**** DOCUMENT EXTRACT ****

CODEWITHSUNDEEP
javaalgorithmdata-structures
brain storm
brain storm

Reputation: 31262

efficient way to remove elements from list of ranges from a bigger range

I am looking for an efficient way to remove a list of ranges from a bigger range. The list of ranges will be contained with the bigger range

eg: 

Bigger range: (0,10) 
List of Ranges:  [(2,7),(4,6),(6,8)]
expected result: {0,1,9,10}

I have an implementation below, but it is O(n2) and takes additional space of size O(n); 

import java.util.ArrayList;
import java.util.HashSet;
import java.util.List;
import java.util.Set;

/***
* input -> (0,10) and {(2,7),(4,6),{6,8}}
 * output -> {0,1,9,10}
 ***/
public class RemoveRanges {

    public static class Range {
        int start;
        int end;

        public Range(int x, int y){
            this.start = x;
            this.end = y;

        }
    }

    public static void main(String[] args) {

        Range outer = new Range(0,10);
        Range r1 = new Range(2,7);
        Range r2 = new Range(4,6);
        Range r3 = new Range(6,8);
        List<Range> rangesToBeRemoved = new ArrayList<>();
        rangesToBeRemoved.add(r1);
        rangesToBeRemoved.add(r2);
        rangesToBeRemoved.add(r3);

        System.out.println(removeRanges(outer, rangesToBeRemoved));

    }

    public static Set<Integer> removeRanges(Range outer, List<Range> rangesToBeRemoved ) {

        Set<Integer> outerElements = new HashSet<>();

        for (int i = outer.start; i<=outer.end;i++ ){
            outerElements.add(i);
        }

        for (Range range : rangesToBeRemoved) {
            for (int j = range.start; j<=range.end; j++) {
                outerElements.remove(j);
            }
        }
        return outerElements;
    }
}

Upvotes: 4

Views: 692

Answers (6)

Sergey Prosin
Sergey Prosin

Reputation: 711

I decided to post another answer to show the optimized solution which has O(1)+O(m) complexity where m - the number of ranges so it doesn't depend on the size of the outer range. However, it requires O(n) memory.

It also doesn't use any classes and should work blazing fast.

Happy to hear comments.

**** RECORDED INFORMATION ****

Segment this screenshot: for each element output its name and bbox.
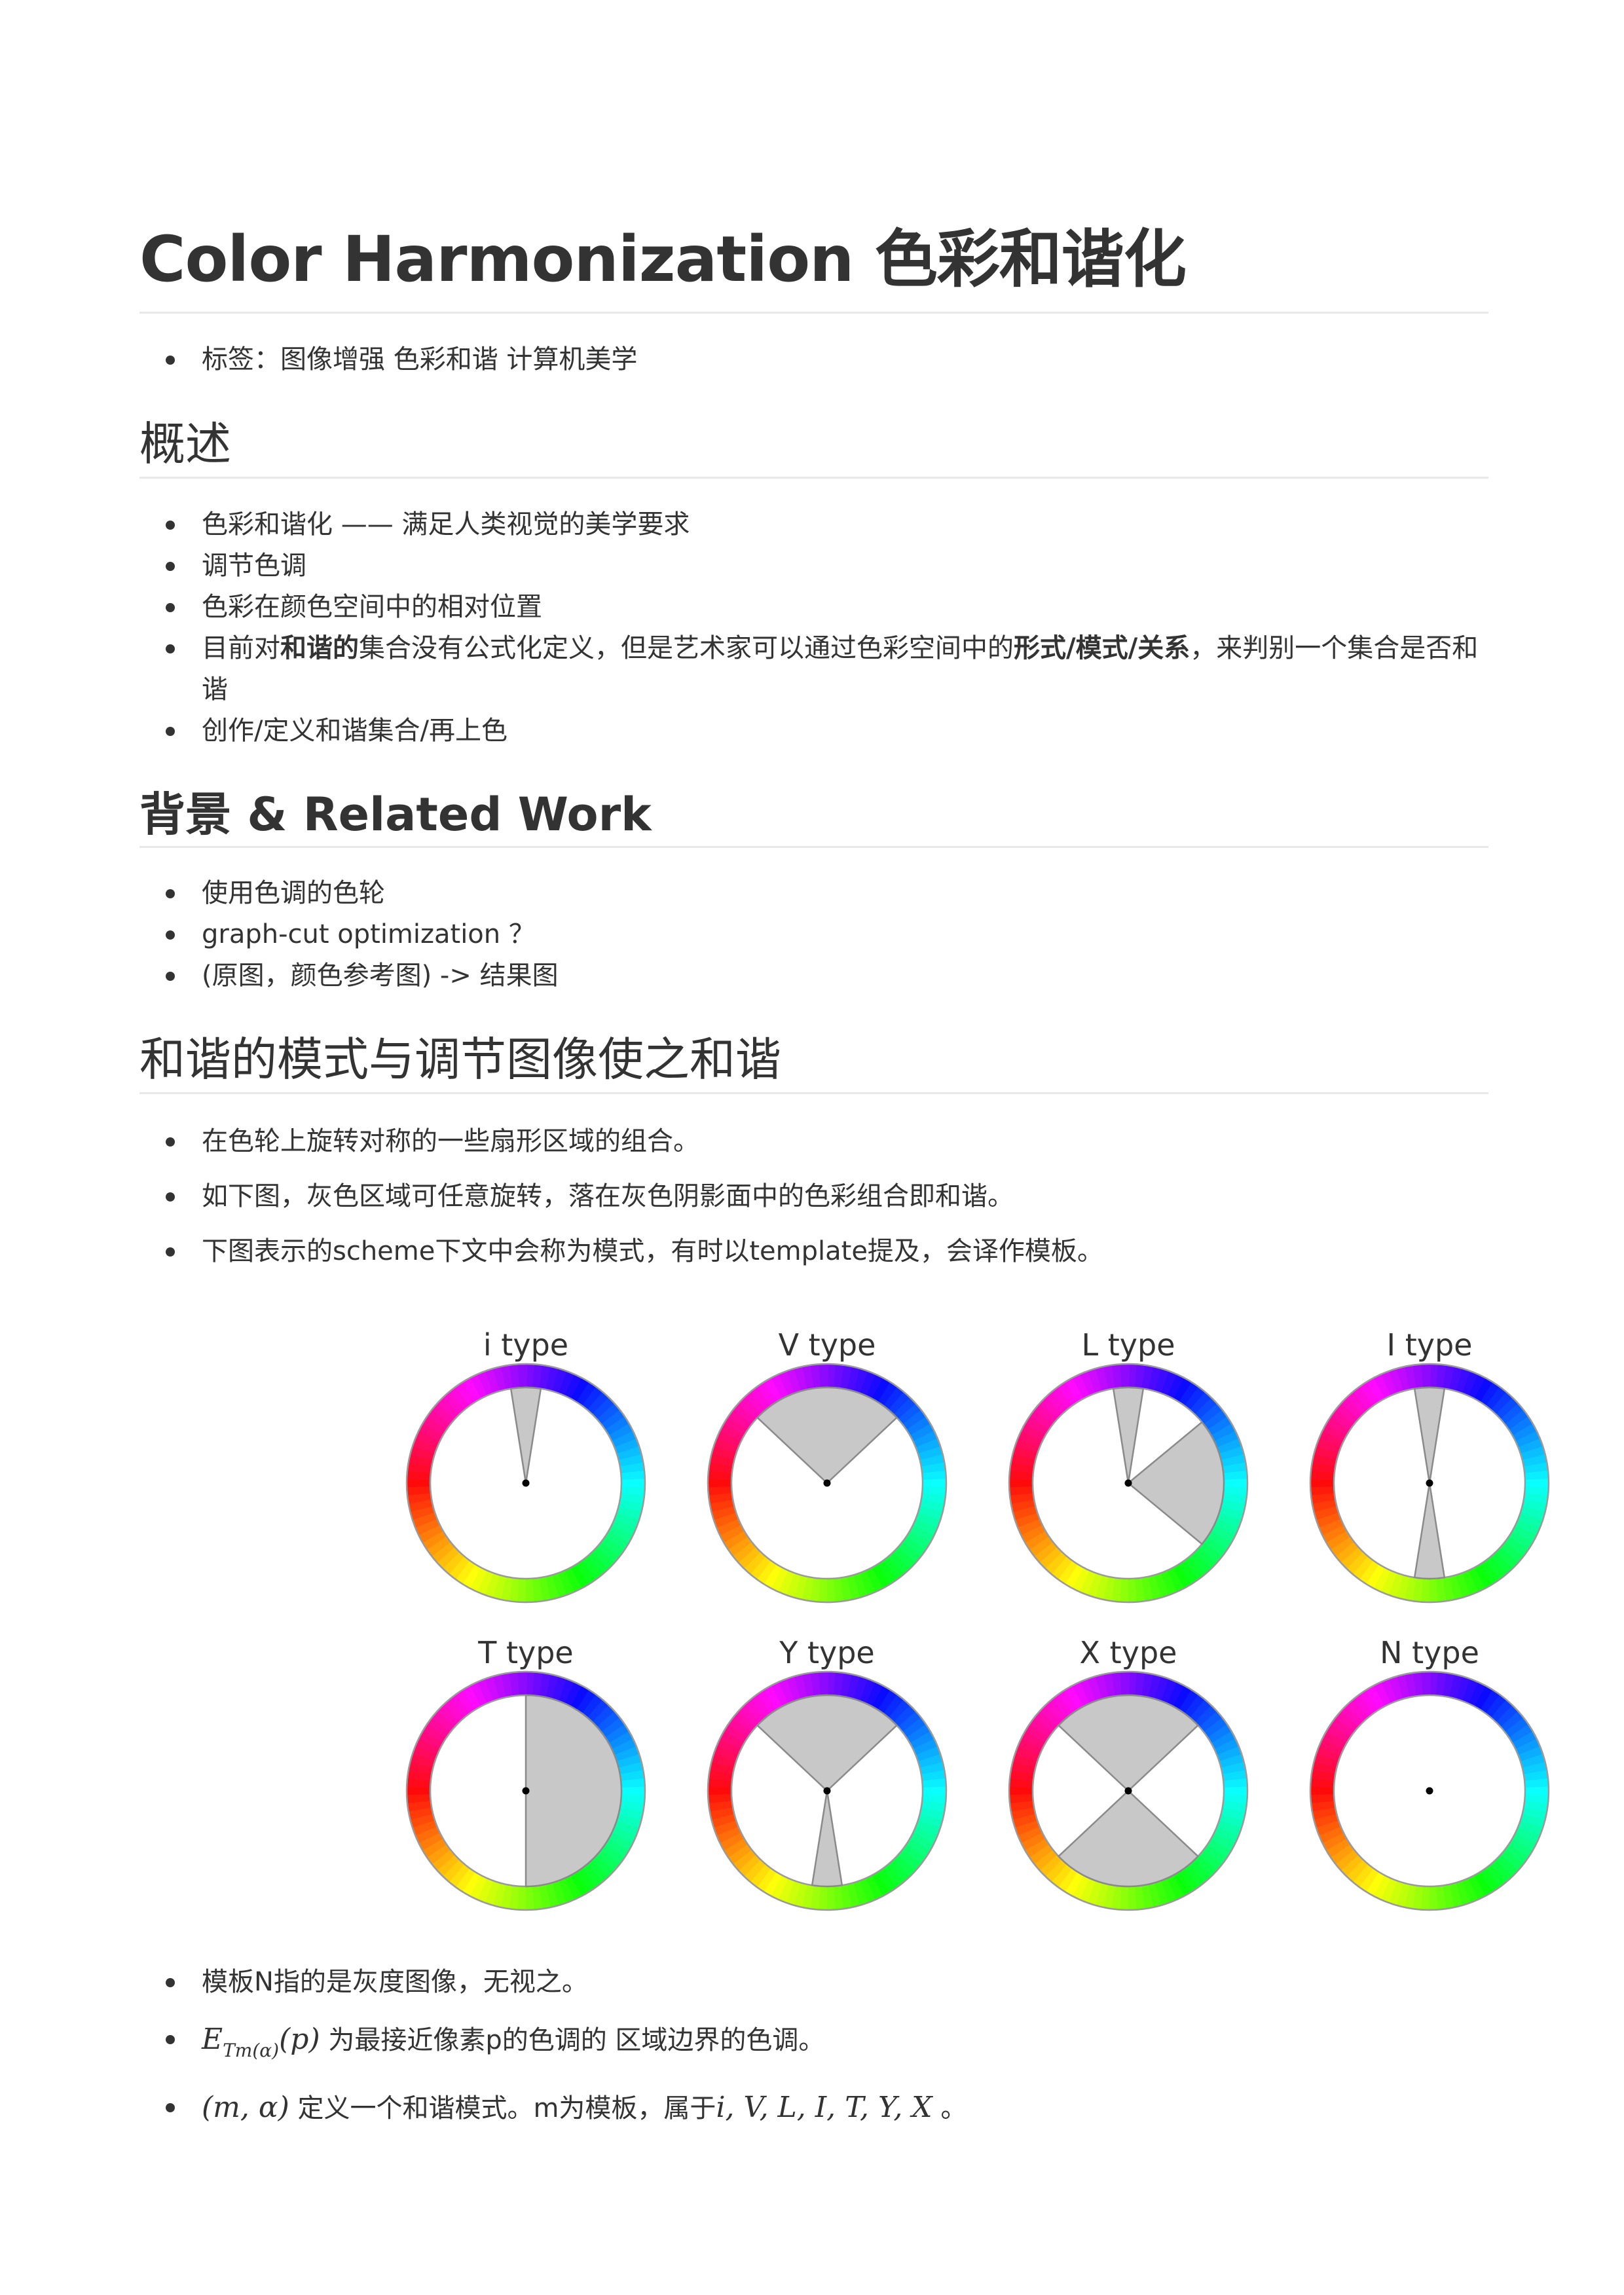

****

:: STATED EXERCISE A ::
In the range-removal thread, reproduce the passage starting with "I decided to" and going on through "work blazing fast.", substituting "extremely fast" for "blazing fast".
:: STATED EXERCISE B ::
Write the next part of the range-removal thread, picking up from where it stops.

:: RESPONSE A ::
I decided to post another answer to show the optimized solution which has O(1)+O(m) complexity where m - the number of ranges so it doesn't depend on the size of the outer range. However, it requires O(n) memory.

It also doesn't use any classes and should work extremely fast.

:: RESPONSE B ::
The code is below:

import java.util.ArrayList;
import java.util.HashSet;
import java.util.List;
import java.util.Set;
import java.util.Arrays;

/***
* input -> (0,10) and {(2,7),(4,6),{6,8}}
 * output -> {0,1,9,10}
 ***/
public class Main {

    public static class Range {
        int start;
        int end;

        public Range(int x, int y){
            this.start = x;
            this.end = y;

        }
    }

    public static void main(String[] args) {

        Range outer = new Range(0,10);
        Range r1 = new Range(2,7); //sorted ranges by range.start
        Range r2 = new Range(4,6);
        Range r3 = new Range(6,8);
        List<Range> rangesToBeRemoved = new ArrayList<>();
        rangesToBeRemoved.add(r1);
        rangesToBeRemoved.add(r2);
        rangesToBeRemoved.add(r3);


        printRange(outer, removeRanges(outer, rangesToBeRemoved));

    }

    public static void printRange(Range outer, int[] indexes)
    {
        int outerRangeSize = outer.end - outer.start + 2;
        int rangeShift = - (outer.start - 1);
        int current = 0;
        int currentNext = ((indexes[current] > 0) ? indexes[current] : current + 1);

        while (currentNext - rangeShift <= outer.end)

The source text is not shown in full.